── SUPPLIED RECORDS

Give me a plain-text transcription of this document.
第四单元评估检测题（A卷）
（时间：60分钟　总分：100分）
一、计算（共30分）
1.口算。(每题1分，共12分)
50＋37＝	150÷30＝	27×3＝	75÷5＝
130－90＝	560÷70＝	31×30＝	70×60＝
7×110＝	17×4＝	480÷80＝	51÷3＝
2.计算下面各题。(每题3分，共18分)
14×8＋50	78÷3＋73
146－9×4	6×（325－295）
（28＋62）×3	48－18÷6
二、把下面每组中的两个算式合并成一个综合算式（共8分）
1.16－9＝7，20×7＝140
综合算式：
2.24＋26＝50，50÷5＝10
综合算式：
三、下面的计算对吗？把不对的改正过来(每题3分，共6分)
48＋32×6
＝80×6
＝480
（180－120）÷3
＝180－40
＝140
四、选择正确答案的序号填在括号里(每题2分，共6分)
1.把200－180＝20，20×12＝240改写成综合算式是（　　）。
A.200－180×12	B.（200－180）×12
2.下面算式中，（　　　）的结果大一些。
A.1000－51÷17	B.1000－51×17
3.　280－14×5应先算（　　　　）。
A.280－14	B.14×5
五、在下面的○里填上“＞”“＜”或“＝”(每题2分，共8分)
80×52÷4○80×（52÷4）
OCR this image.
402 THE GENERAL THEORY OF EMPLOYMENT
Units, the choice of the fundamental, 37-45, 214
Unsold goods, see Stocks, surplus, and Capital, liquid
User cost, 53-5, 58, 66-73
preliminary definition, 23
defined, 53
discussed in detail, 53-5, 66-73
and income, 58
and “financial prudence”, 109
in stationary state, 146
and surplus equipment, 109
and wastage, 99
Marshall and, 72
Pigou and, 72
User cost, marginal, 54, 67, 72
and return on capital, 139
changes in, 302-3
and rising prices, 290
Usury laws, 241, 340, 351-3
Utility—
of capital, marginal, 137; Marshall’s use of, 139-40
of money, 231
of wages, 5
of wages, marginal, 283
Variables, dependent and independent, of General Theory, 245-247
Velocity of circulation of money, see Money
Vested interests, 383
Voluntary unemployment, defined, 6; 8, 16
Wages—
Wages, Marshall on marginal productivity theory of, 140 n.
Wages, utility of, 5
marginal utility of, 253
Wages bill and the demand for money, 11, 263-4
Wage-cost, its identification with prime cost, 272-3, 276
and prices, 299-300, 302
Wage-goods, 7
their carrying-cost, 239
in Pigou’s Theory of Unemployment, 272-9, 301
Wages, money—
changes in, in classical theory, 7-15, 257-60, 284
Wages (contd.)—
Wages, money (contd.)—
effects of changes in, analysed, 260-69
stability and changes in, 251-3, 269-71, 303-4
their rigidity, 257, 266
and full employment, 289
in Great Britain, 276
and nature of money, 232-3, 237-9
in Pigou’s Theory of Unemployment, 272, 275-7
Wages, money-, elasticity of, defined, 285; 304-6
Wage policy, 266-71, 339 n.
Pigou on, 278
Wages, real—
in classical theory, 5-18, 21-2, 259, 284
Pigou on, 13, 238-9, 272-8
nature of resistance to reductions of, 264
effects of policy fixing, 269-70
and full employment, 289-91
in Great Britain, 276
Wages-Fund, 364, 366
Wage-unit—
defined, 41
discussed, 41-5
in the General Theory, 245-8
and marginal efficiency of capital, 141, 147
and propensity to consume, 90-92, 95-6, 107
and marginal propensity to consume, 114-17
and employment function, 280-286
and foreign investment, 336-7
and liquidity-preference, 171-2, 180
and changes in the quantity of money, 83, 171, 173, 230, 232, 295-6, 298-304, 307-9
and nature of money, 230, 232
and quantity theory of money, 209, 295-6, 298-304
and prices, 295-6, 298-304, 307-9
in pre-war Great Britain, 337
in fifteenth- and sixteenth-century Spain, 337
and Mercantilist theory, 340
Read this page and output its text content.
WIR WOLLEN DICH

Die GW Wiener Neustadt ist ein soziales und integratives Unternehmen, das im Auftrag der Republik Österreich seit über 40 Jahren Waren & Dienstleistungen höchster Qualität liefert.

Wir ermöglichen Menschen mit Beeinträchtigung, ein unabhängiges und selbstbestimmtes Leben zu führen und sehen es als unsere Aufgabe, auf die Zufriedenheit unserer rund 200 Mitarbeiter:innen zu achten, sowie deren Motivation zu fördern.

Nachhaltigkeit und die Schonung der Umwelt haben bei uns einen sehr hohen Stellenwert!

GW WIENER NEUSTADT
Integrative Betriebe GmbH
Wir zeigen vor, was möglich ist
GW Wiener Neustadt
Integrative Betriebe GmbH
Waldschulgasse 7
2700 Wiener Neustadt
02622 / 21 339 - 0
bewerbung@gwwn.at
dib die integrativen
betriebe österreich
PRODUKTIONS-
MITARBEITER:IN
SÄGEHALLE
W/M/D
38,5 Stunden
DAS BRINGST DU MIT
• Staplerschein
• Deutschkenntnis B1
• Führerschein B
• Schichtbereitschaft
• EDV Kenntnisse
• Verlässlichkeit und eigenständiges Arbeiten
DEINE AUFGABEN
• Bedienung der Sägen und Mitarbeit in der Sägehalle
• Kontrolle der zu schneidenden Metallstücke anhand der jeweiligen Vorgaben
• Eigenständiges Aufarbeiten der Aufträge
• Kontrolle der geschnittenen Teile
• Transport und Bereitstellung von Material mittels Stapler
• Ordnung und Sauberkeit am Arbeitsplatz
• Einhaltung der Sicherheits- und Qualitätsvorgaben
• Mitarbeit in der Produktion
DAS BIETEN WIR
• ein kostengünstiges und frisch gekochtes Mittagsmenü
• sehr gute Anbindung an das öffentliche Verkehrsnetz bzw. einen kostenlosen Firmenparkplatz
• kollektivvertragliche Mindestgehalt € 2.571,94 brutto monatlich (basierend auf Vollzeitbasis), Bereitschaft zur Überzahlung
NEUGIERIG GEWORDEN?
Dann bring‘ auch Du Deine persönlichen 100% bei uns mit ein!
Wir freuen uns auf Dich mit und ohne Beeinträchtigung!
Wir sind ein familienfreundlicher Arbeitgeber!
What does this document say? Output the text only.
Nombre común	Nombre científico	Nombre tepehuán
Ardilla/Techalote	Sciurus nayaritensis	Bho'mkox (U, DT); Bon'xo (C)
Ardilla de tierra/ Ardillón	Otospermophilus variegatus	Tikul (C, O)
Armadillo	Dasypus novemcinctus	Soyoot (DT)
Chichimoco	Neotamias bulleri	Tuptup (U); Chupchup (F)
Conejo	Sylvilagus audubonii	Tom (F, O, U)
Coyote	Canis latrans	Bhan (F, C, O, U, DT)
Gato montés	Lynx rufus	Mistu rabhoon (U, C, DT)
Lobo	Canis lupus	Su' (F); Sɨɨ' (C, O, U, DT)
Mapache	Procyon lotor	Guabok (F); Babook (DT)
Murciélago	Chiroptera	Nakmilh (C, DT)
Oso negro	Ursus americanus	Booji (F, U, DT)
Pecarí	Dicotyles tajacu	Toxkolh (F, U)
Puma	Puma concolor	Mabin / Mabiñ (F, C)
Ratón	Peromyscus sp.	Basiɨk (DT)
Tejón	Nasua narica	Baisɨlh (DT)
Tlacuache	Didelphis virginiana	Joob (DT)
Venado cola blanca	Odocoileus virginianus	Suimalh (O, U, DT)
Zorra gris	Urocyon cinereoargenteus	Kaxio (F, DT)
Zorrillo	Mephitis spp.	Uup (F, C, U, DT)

────

* **WHAT THE TASK ASKS**
Without changing a word, restate the whole listing.

* **WRITTEN RESPONSE**
Give me a plain-text transcription of this document.
第四单元评估检测题（A卷）
（时间：60分钟　总分：100分）
一、计算（共30分）
1.口算。(每题1分，共12分)
50＋37＝	150÷30＝	27×3＝	75÷5＝
130－90＝	560÷70＝	31×30＝	70×60＝
7×110＝	17×4＝	480÷80＝	51÷3＝
2.计算下面各题。(每题3分，共18分)
14×8＋50	78÷3＋73
146－9×4	6×（325－295）
（28＋62）×3	48－18÷6
二、把下面每组中的两个算式合并成一个综合算式（共8分）
1.16－9＝7，20×7＝140
综合算式：
2.24＋26＝50，50÷5＝10
综合算式：
三、下面的计算对吗？把不对的改正过来(每题3分，共6分)
48＋32×6
＝80×6
＝480
（180－120）÷3
＝180－40
＝140
四、选择正确答案的序号填在括号里(每题2分，共6分)
1.把200－180＝20，20×12＝240改写成综合算式是（　　）。
A.200－180×12	B.（200－180）×12
2.下面算式中，（　　　）的结果大一些。
A.1000－51÷17	B.1000－51×17
3.　280－14×5应先算（　　　　）。
A.280－14	B.14×5
五、在下面的○里填上“＞”“＜”或“＝”(每题2分，共8分)
80×52÷4○80×（52÷4）
OCR this image.
402 THE GENERAL THEORY OF EMPLOYMENT
Units, the choice of the fundamental, 37-45, 214
Unsold goods, see Stocks, surplus, and Capital, liquid
User cost, 53-5, 58, 66-73
preliminary definition, 23
defined, 53
discussed in detail, 53-5, 66-73
and income, 58
and “financial prudence”, 109
in stationary state, 146
and surplus equipment, 109
and wastage, 99
Marshall and, 72
Pigou and, 72
User cost, marginal, 54, 67, 72
and return on capital, 139
changes in, 302-3
and rising prices, 290
Usury laws, 241, 340, 351-3
Utility—
of capital, marginal, 137; Marshall’s use of, 139-40
of money, 231
of wages, 5
of wages, marginal, 283
Variables, dependent and independent, of General Theory, 245-247
Velocity of circulation of money, see Money
Vested interests, 383
Voluntary unemployment, defined, 6; 8, 16
Wages—
Wages, Marshall on marginal productivity theory of, 140 n.
Wages, utility of, 5
marginal utility of, 253
Wages bill and the demand for money, 11, 263-4
Wage-cost, its identification with prime cost, 272-3, 276
and prices, 299-300, 302
Wage-goods, 7
their carrying-cost, 239
in Pigou’s Theory of Unemployment, 272-9, 301
Wages, money—
changes in, in classical theory, 7-15, 257-60, 284
Wages (contd.)—
Wages, money (contd.)—
effects of changes in, analysed, 260-69
stability and changes in, 251-3, 269-71, 303-4
their rigidity, 257, 266
and full employment, 289
in Great Britain, 276
and nature of money, 232-3, 237-9
in Pigou’s Theory of Unemployment, 272, 275-7
Wages, money-, elasticity of, defined, 285; 304-6
Wage policy, 266-71, 339 n.
Pigou on, 278
Wages, real—
in classical theory, 5-18, 21-2, 259, 284
Pigou on, 13, 238-9, 272-8
nature of resistance to reductions of, 264
effects of policy fixing, 269-70
and full employment, 289-91
in Great Britain, 276
Wages-Fund, 364, 366
Wage-unit—
defined, 41
discussed, 41-5
in the General Theory, 245-8
and marginal efficiency of capital, 141, 147
and propensity to consume, 90-92, 95-6, 107
and marginal propensity to consume, 114-17
and employment function, 280-286
and foreign investment, 336-7
and liquidity-preference, 171-2, 180
and changes in the quantity of money, 83, 171, 173, 230, 232, 295-6, 298-304, 307-9
and nature of money, 230, 232
and quantity theory of money, 209, 295-6, 298-304
and prices, 295-6, 298-304, 307-9
in pre-war Great Britain, 337
in fifteenth- and sixteenth-century Spain, 337
and Mercantilist theory, 340
Read this page and output its text content.
WIR WOLLEN DICH

Die GW Wiener Neustadt ist ein soziales und integratives Unternehmen, das im Auftrag der Republik Österreich seit über 40 Jahren Waren & Dienstleistungen höchster Qualität liefert.

Wir ermöglichen Menschen mit Beeinträchtigung, ein unabhängiges und selbstbestimmtes Leben zu führen und sehen es als unsere Aufgabe, auf die Zufriedenheit unserer rund 200 Mitarbeiter:innen zu achten, sowie deren Motivation zu fördern.

Nachhaltigkeit und die Schonung der Umwelt haben bei uns einen sehr hohen Stellenwert!

GW WIENER NEUSTADT
Integrative Betriebe GmbH
Wir zeigen vor, was möglich ist
GW Wiener Neustadt
Integrative Betriebe GmbH
Waldschulgasse 7
2700 Wiener Neustadt
02622 / 21 339 - 0
bewerbung@gwwn.at
dib die integrativen
betriebe österreich
PRODUKTIONS-
MITARBEITER:IN
SÄGEHALLE
W/M/D
38,5 Stunden
DAS BRINGST DU MIT
• Staplerschein
• Deutschkenntnis B1
• Führerschein B
• Schichtbereitschaft
• EDV Kenntnisse
• Verlässlichkeit und eigenständiges Arbeiten
DEINE AUFGABEN
• Bedienung der Sägen und Mitarbeit in der Sägehalle
• Kontrolle der zu schneidenden Metallstücke anhand der jeweiligen Vorgaben
• Eigenständiges Aufarbeiten der Aufträge
• Kontrolle der geschnittenen Teile
• Transport und Bereitstellung von Material mittels Stapler
• Ordnung und Sauberkeit am Arbeitsplatz
• Einhaltung der Sicherheits- und Qualitätsvorgaben
• Mitarbeit in der Produktion
DAS BIETEN WIR
• ein kostengünstiges und frisch gekochtes Mittagsmenü
• sehr gute Anbindung an das öffentliche Verkehrsnetz bzw. einen kostenlosen Firmenparkplatz
• kollektivvertragliche Mindestgehalt € 2.571,94 brutto monatlich (basierend auf Vollzeitbasis), Bereitschaft zur Überzahlung
NEUGIERIG GEWORDEN?
Dann bring‘ auch Du Deine persönlichen 100% bei uns mit ein!
Wir freuen uns auf Dich mit und ohne Beeinträchtigung!
Wir sind ein familienfreundlicher Arbeitgeber!
What does this document say? Output the text only.
Nombre común	Nombre científico	Nombre tepehuán
Ardilla/Techalote	Sciurus nayaritensis	Bho'mkox (U, DT); Bon'xo (C)
Ardilla de tierra/ Ardillón	Otospermophilus variegatus	Tikul (C, O)
Armadillo	Dasypus novemcinctus	Soyoot (DT)
Chichimoco	Neotamias bulleri	Tuptup (U); Chupchup (F)
Conejo	Sylvilagus audubonii	Tom (F, O, U)
Coyote	Canis latrans	Bhan (F, C, O, U, DT)
Gato montés	Lynx rufus	Mistu rabhoon (U, C, DT)
Lobo	Canis lupus	Su' (F); Sɨɨ' (C, O, U, DT)
Mapache	Procyon lotor	Guabok (F); Babook (DT)
Murciélago	Chiroptera	Nakmilh (C, DT)
Oso negro	Ursus americanus	Booji (F, U, DT)
Pecarí	Dicotyles tajacu	Toxkolh (F, U)
Puma	Puma concolor	Mabin / Mabiñ (F, C)
Ratón	Peromyscus sp.	Basiɨk (DT)
Tejón	Nasua narica	Baisɨlh (DT)
Tlacuache	Didelphis virginiana	Joob (DT)
Venado cola blanca	Odocoileus virginianus	Suimalh (O, U, DT)
Zorra gris	Urocyon cinereoargenteus	Kaxio (F, DT)
Zorrillo	Mephitis spp.	Uup (F, C, U, DT)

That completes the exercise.